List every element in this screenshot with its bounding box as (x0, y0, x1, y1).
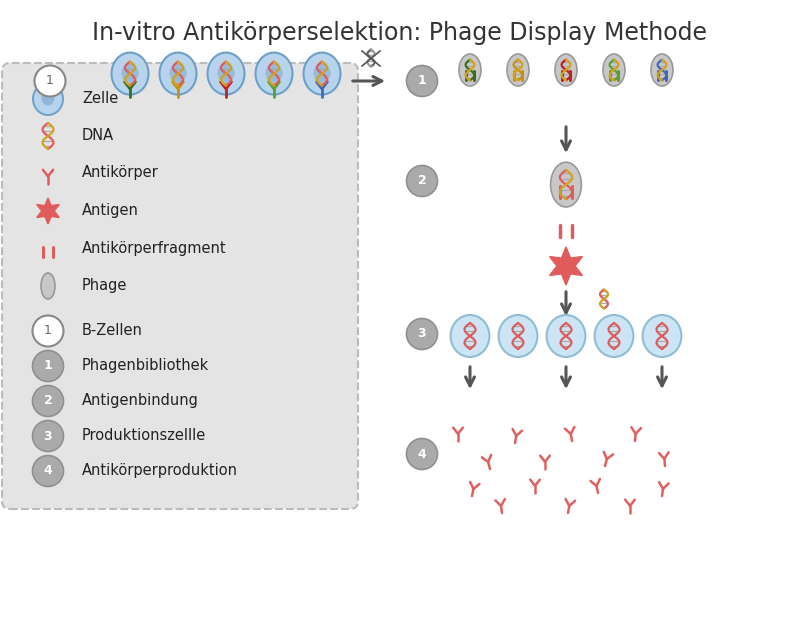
Ellipse shape (42, 90, 54, 105)
Circle shape (406, 165, 438, 196)
Text: 2: 2 (418, 175, 426, 187)
Text: In-vitro Antikörperselektion: Phage Display Methode: In-vitro Antikörperselektion: Phage Disp… (93, 21, 707, 45)
Text: 1: 1 (44, 324, 52, 338)
Ellipse shape (642, 315, 682, 357)
Ellipse shape (507, 54, 529, 86)
Text: 1: 1 (418, 74, 426, 88)
Circle shape (406, 439, 438, 469)
Text: 2: 2 (44, 394, 52, 408)
Text: B-Zellen: B-Zellen (82, 324, 143, 338)
Text: Antikörperfragment: Antikörperfragment (82, 242, 226, 256)
Ellipse shape (207, 52, 245, 95)
Text: Antigen: Antigen (82, 204, 139, 218)
Ellipse shape (122, 64, 138, 83)
Text: 1: 1 (46, 74, 54, 88)
Circle shape (33, 350, 63, 382)
Ellipse shape (111, 52, 149, 95)
Text: 4: 4 (44, 464, 52, 478)
Ellipse shape (550, 162, 582, 207)
Text: Produktionszellle: Produktionszellle (82, 428, 206, 444)
Circle shape (33, 316, 63, 346)
Ellipse shape (546, 315, 586, 357)
Ellipse shape (303, 52, 341, 95)
Circle shape (33, 386, 63, 416)
Ellipse shape (498, 315, 538, 357)
Polygon shape (550, 247, 582, 285)
Ellipse shape (450, 315, 490, 357)
Text: Antikörperproduktion: Antikörperproduktion (82, 464, 238, 478)
Ellipse shape (170, 64, 186, 83)
FancyBboxPatch shape (2, 63, 358, 509)
Ellipse shape (314, 64, 330, 83)
Ellipse shape (603, 54, 625, 86)
Ellipse shape (33, 83, 63, 115)
Ellipse shape (555, 54, 577, 86)
Ellipse shape (459, 54, 481, 86)
Ellipse shape (41, 273, 55, 299)
Circle shape (406, 319, 438, 350)
Ellipse shape (218, 64, 234, 83)
Text: DNA: DNA (82, 129, 114, 143)
Ellipse shape (255, 52, 293, 95)
Text: 3: 3 (44, 430, 52, 442)
Text: 3: 3 (418, 327, 426, 341)
Ellipse shape (159, 52, 197, 95)
Polygon shape (37, 198, 59, 224)
Ellipse shape (266, 64, 282, 83)
Ellipse shape (651, 54, 673, 86)
Text: Zelle: Zelle (82, 91, 118, 107)
Circle shape (406, 66, 438, 97)
Circle shape (33, 456, 63, 487)
Circle shape (33, 420, 63, 452)
Ellipse shape (594, 315, 634, 357)
Text: 1: 1 (44, 360, 52, 372)
Circle shape (34, 66, 66, 97)
Text: 4: 4 (418, 447, 426, 461)
Text: Antigenbindung: Antigenbindung (82, 394, 199, 408)
Text: Phagenbibliothek: Phagenbibliothek (82, 358, 210, 374)
Text: Phage: Phage (82, 278, 127, 293)
Text: Antikörper: Antikörper (82, 165, 158, 180)
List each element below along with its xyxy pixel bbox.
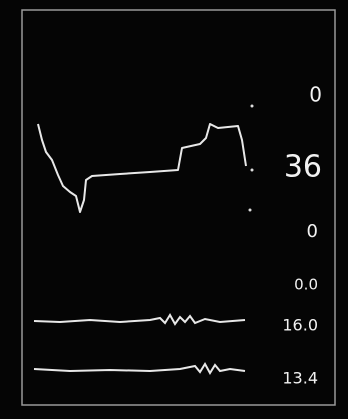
monitor-screen: 0 36 0 0.0 16.0 13.4: [0, 0, 348, 419]
readout: 16.0: [282, 316, 318, 335]
background: [0, 0, 348, 419]
scale-dot: [251, 169, 254, 172]
readout: 0.0: [294, 276, 318, 294]
scale-dot: [249, 209, 252, 212]
readout: 0: [309, 83, 322, 107]
scale-dot: [251, 105, 254, 108]
readout: 36: [284, 150, 322, 185]
readout: 0: [307, 221, 318, 242]
readout: 13.4: [282, 369, 318, 388]
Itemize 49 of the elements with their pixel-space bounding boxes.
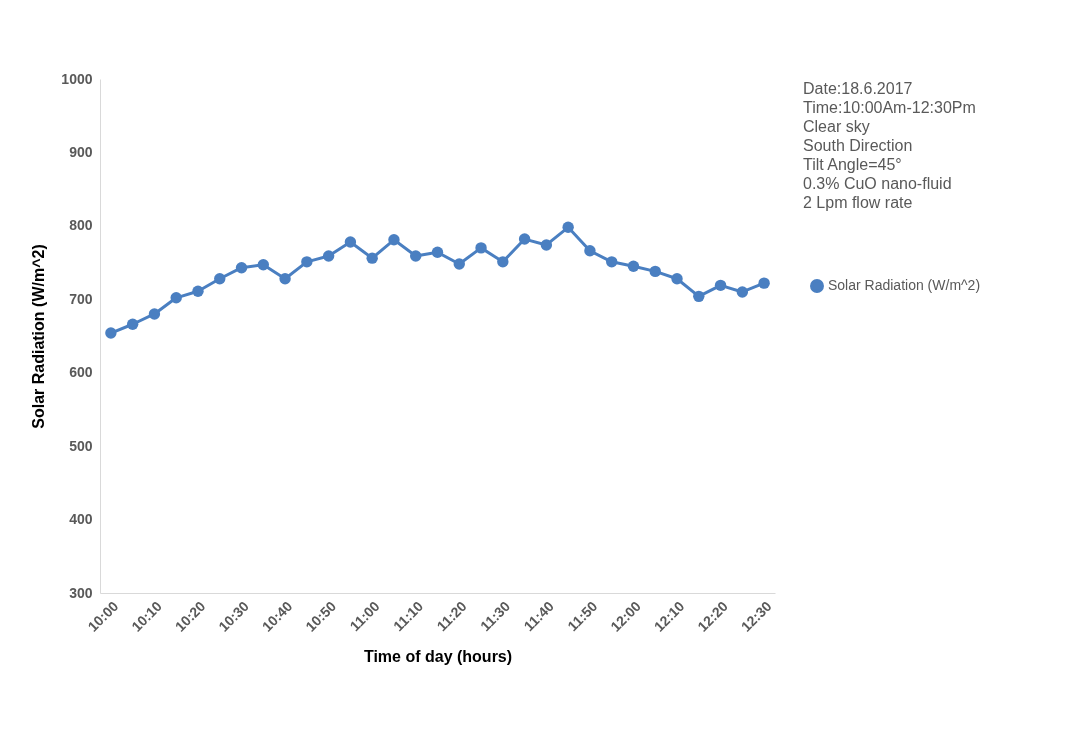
- x-axis-title: Time of day (hours): [363, 647, 513, 665]
- point: [540, 239, 553, 251]
- point: [344, 236, 357, 248]
- point: [497, 256, 509, 268]
- point: [148, 308, 161, 320]
- y-tick-label: 700: [69, 290, 93, 307]
- point: [714, 279, 727, 292]
- point: [410, 250, 422, 262]
- point: [627, 260, 640, 272]
- y-tick-label: 800: [69, 217, 93, 234]
- point: [453, 258, 465, 270]
- point: [279, 273, 291, 285]
- point: [388, 234, 400, 246]
- y-tick-label: 500: [69, 437, 93, 454]
- text: South Direction: [803, 137, 913, 154]
- point: [235, 262, 248, 274]
- legend-label: Solar Radiation (W/m^2): [828, 277, 981, 293]
- point: [322, 250, 335, 262]
- y-tick-label: 300: [69, 584, 93, 601]
- point: [475, 242, 487, 254]
- point: [366, 252, 378, 264]
- y-tick-label: 400: [69, 511, 93, 528]
- point: [105, 327, 117, 339]
- y-tick-label: 600: [69, 364, 93, 381]
- point: [170, 292, 182, 304]
- point: [671, 273, 683, 285]
- point: [758, 277, 770, 289]
- text: 0.3% CuO nano-fluid: [803, 175, 952, 192]
- point: [562, 221, 574, 234]
- point: [584, 245, 596, 257]
- y-tick-label: 900: [69, 143, 93, 160]
- text: 2 Lpm flow rate: [803, 194, 913, 211]
- point: [736, 286, 749, 298]
- point: [693, 290, 705, 303]
- point: [214, 273, 226, 285]
- text: Tilt Angle=45°: [803, 156, 902, 173]
- text: Date:18.6.2017: [803, 80, 913, 97]
- point: [257, 259, 270, 271]
- point: [192, 285, 204, 297]
- point: [301, 256, 313, 268]
- y-tick-label: 1000: [61, 70, 93, 87]
- point: [649, 265, 661, 278]
- point: [431, 246, 444, 258]
- text: Clear sky: [803, 118, 870, 135]
- y-axis-title: Solar Radiation (W/m^2): [30, 244, 48, 429]
- text: Time:10:00Am-12:30Pm: [803, 99, 976, 116]
- point: [518, 233, 531, 245]
- point: [605, 256, 618, 268]
- point: [126, 318, 139, 330]
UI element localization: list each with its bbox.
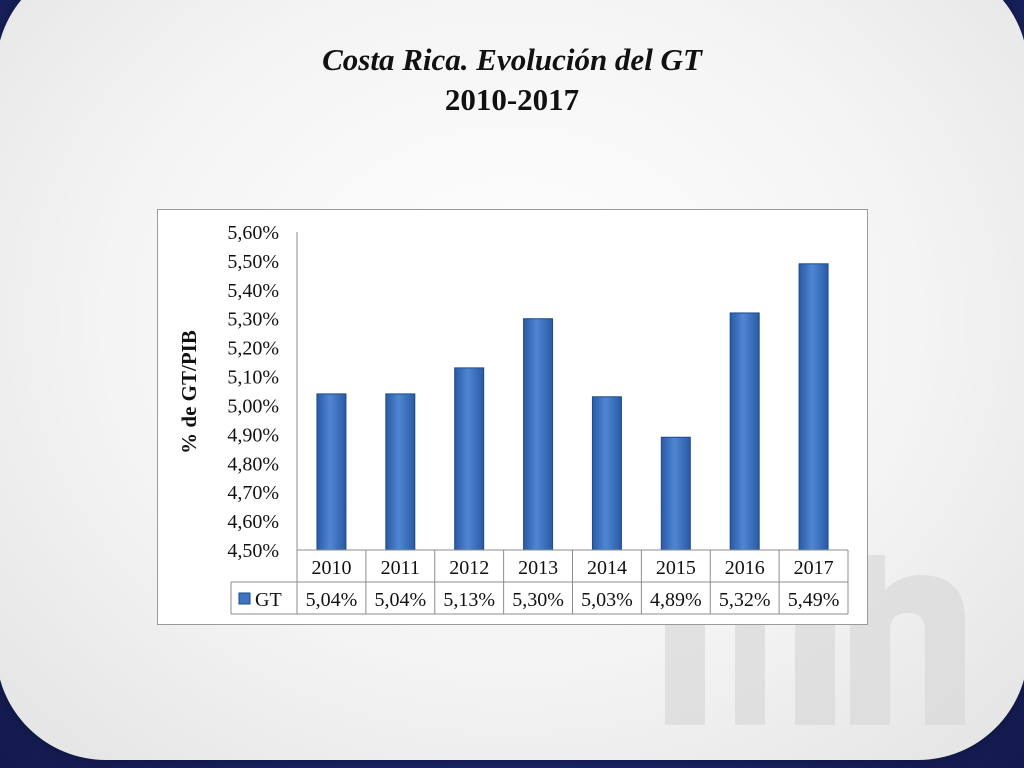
x-category-label: 2015	[656, 557, 696, 579]
y-tick-label: 4,90%	[227, 424, 279, 446]
bar-2017	[798, 263, 829, 551]
title-line-1: Costa Rica. Evolución del GT	[322, 42, 702, 77]
bar-2012	[454, 367, 485, 551]
bar-2011	[385, 393, 416, 551]
y-tick-label: 4,70%	[227, 482, 279, 504]
data-value-label: 5,30%	[512, 589, 564, 611]
y-tick-label: 4,60%	[227, 511, 279, 533]
bar-2010	[316, 393, 347, 551]
x-category-label: 2014	[587, 557, 627, 579]
y-tick-label: 5,30%	[227, 309, 279, 331]
x-category-label: 2011	[381, 557, 420, 579]
x-category-label: 2016	[725, 557, 765, 579]
y-tick-label: 5,10%	[227, 367, 279, 389]
bar-2013	[523, 318, 554, 551]
data-value-label: 5,03%	[581, 589, 633, 611]
y-tick-label: 5,00%	[227, 395, 279, 417]
bar-2015	[660, 436, 691, 551]
x-category-label: 2012	[449, 557, 489, 579]
data-value-label: 5,49%	[788, 589, 840, 611]
data-value-label: 4,89%	[650, 589, 702, 611]
title-line-2: 2010-2017	[444, 82, 580, 117]
data-value-label: 5,13%	[443, 589, 495, 611]
y-tick-label: 4,80%	[227, 453, 279, 475]
y-tick-label: 5,40%	[227, 280, 279, 302]
x-category-label: 2010	[311, 557, 351, 579]
x-category-label: 2013	[518, 557, 558, 579]
bar-2016	[729, 312, 760, 551]
y-axis-title: % de GT/PIB	[177, 330, 201, 454]
y-tick-label: 5,60%	[227, 222, 279, 244]
y-tick-label: 5,50%	[227, 251, 279, 273]
data-value-label: 5,04%	[306, 589, 358, 611]
data-value-label: 5,04%	[374, 589, 426, 611]
chart-frame: % de GT/PIB 4,50% 4,60% 4,70% 4,80% 4,90% 5,0…	[157, 209, 868, 625]
legend-key-swatch	[238, 592, 251, 605]
legend-series-name: GT	[255, 589, 282, 611]
bar-chart: % de GT/PIB 4,50% 4,60% 4,70% 4,80% 4,90% 5,0…	[177, 222, 849, 615]
bar-2014	[591, 396, 622, 551]
y-tick-label: 4,50%	[227, 540, 279, 562]
y-tick-label: 5,20%	[227, 338, 279, 360]
x-category-label: 2017	[794, 557, 834, 579]
slide-title: Costa Rica. Evolución del GT 2010-2017	[0, 40, 1024, 120]
data-value-label: 5,32%	[719, 589, 771, 611]
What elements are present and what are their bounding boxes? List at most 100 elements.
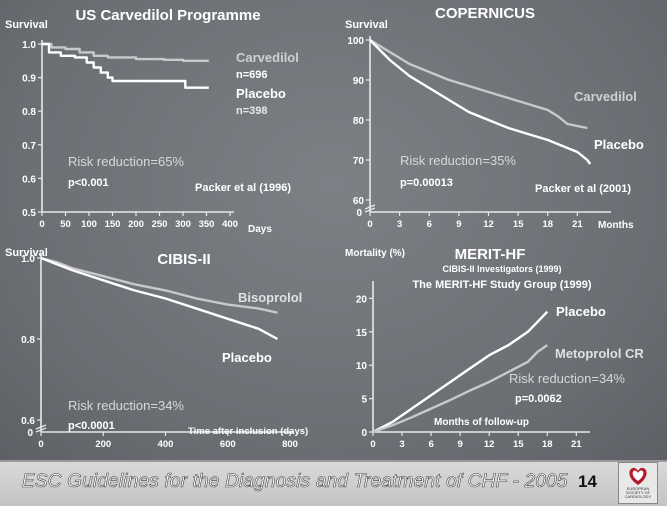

## WORK TO DO
Copy the lines of the material from the line with "Ellipse shape (42, 90, 54, 105)" up to and including the line with "Ellipse shape (459, 54, 481, 86)", swapping "Circle shape" for "Round shape" and keeping everything else the same.

## REPLY TO THE EXERCISE
Ellipse shape (42, 90, 54, 105)
Round shape (406, 165, 438, 196)
Text: 2: 2 (418, 175, 426, 187)
Text: In-vitro Antikörperselektion: Phage Display Methode: In-vitro Antikörperselektion: Phage Disp… (93, 21, 707, 45)
Text: 1: 1 (44, 324, 52, 338)
Ellipse shape (642, 315, 682, 357)
Ellipse shape (507, 54, 529, 86)
Text: 1: 1 (418, 74, 426, 88)
Round shape (406, 439, 438, 469)
Text: 2: 2 (44, 394, 52, 408)
Text: B-Zellen: B-Zellen (82, 324, 143, 338)
Text: Antikörperfragment: Antikörperfragment (82, 242, 226, 256)
Ellipse shape (207, 52, 245, 95)
Text: Antigen: Antigen (82, 204, 139, 218)
Ellipse shape (122, 64, 138, 83)
Text: 1: 1 (46, 74, 54, 88)
Round shape (33, 350, 63, 382)
Ellipse shape (111, 52, 149, 95)
Text: 4: 4 (44, 464, 52, 478)
Ellipse shape (550, 162, 582, 207)
Text: Produktionszellle: Produktionszellle (82, 428, 206, 444)
Round shape (33, 316, 63, 346)
Ellipse shape (546, 315, 586, 357)
Ellipse shape (303, 52, 341, 95)
Round shape (33, 386, 63, 416)
Ellipse shape (498, 315, 538, 357)
Polygon shape (550, 247, 582, 285)
Ellipse shape (450, 315, 490, 357)
Text: Antikörperproduktion: Antikörperproduktion (82, 464, 238, 478)
Ellipse shape (170, 64, 186, 83)
FancyBboxPatch shape (2, 63, 358, 509)
Ellipse shape (314, 64, 330, 83)
Ellipse shape (603, 54, 625, 86)
Ellipse shape (33, 83, 63, 115)
Ellipse shape (555, 54, 577, 86)
Ellipse shape (459, 54, 481, 86)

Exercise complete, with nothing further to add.